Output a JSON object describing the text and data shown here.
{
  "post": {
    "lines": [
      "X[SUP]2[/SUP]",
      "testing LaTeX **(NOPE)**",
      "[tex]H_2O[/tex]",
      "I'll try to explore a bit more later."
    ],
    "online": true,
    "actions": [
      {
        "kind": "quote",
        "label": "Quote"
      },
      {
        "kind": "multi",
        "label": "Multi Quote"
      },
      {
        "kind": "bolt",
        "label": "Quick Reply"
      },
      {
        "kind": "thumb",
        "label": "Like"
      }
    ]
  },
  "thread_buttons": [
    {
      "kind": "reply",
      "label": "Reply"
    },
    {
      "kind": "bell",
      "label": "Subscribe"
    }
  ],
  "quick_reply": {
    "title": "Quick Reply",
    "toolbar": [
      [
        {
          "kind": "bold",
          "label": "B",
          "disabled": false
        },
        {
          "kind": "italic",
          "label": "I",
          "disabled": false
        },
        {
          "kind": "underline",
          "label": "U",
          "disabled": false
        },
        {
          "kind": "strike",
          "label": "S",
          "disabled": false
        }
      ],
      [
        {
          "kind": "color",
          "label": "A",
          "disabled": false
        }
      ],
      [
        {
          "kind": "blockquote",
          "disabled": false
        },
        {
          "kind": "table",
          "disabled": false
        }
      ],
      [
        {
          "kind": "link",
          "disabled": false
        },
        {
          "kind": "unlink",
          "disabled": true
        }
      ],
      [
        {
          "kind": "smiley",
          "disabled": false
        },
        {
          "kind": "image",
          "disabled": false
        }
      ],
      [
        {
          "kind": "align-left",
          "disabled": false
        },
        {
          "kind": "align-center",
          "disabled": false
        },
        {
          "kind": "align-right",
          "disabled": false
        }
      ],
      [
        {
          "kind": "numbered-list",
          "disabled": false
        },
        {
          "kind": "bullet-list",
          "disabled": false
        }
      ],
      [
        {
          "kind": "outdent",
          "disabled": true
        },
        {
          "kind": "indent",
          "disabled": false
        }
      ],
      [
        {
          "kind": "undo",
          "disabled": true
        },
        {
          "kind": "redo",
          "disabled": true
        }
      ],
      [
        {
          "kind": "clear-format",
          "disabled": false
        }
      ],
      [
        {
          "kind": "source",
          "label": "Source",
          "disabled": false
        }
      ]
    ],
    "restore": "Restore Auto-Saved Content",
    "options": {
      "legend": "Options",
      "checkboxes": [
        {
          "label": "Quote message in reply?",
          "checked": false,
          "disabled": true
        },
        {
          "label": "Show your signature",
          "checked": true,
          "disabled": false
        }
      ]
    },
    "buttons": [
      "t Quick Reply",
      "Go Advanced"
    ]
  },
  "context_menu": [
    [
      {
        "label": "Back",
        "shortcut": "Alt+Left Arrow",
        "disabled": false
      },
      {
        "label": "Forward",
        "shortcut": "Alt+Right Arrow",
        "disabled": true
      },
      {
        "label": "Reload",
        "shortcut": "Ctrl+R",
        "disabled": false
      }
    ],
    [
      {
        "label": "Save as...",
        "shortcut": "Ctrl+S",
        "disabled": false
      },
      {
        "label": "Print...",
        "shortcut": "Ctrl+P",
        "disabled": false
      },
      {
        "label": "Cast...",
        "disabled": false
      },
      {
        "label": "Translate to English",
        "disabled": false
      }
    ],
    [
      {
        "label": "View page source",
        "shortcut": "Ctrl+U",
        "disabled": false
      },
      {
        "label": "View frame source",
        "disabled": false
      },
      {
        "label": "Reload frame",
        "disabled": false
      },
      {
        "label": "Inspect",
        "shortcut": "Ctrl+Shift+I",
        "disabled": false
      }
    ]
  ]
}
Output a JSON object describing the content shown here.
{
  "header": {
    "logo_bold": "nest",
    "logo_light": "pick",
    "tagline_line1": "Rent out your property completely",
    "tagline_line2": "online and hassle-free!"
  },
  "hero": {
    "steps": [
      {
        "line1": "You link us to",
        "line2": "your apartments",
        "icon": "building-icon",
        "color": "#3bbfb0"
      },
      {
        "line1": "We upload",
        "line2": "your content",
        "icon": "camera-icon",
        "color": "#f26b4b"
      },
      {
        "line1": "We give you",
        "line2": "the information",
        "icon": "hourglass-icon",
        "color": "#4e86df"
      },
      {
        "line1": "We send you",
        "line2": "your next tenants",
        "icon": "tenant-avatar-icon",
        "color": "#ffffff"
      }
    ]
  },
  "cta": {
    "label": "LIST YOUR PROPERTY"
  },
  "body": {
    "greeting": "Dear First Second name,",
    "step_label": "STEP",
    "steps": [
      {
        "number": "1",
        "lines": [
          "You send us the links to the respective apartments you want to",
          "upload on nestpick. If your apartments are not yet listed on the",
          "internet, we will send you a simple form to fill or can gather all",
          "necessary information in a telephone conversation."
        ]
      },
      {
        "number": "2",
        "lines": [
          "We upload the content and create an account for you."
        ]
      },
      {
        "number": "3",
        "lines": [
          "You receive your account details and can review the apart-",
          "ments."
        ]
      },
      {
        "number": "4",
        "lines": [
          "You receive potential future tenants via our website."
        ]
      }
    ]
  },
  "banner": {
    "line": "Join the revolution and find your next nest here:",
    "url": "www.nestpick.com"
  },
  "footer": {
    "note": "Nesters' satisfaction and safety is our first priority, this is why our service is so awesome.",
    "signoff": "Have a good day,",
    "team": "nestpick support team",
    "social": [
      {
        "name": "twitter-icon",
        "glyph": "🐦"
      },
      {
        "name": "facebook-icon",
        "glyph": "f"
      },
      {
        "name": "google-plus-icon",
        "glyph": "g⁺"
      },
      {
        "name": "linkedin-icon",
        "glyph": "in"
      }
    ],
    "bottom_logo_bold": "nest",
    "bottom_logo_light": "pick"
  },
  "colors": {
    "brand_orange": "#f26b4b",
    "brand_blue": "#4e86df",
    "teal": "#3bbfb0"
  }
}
---
To do: Show the lines of the material that contain the word "send".

Result:
        "line1": "We send you",
          "You send us the links to the respective apartments you want to",
          "internet, we will send you a simple form to fill or can gather all",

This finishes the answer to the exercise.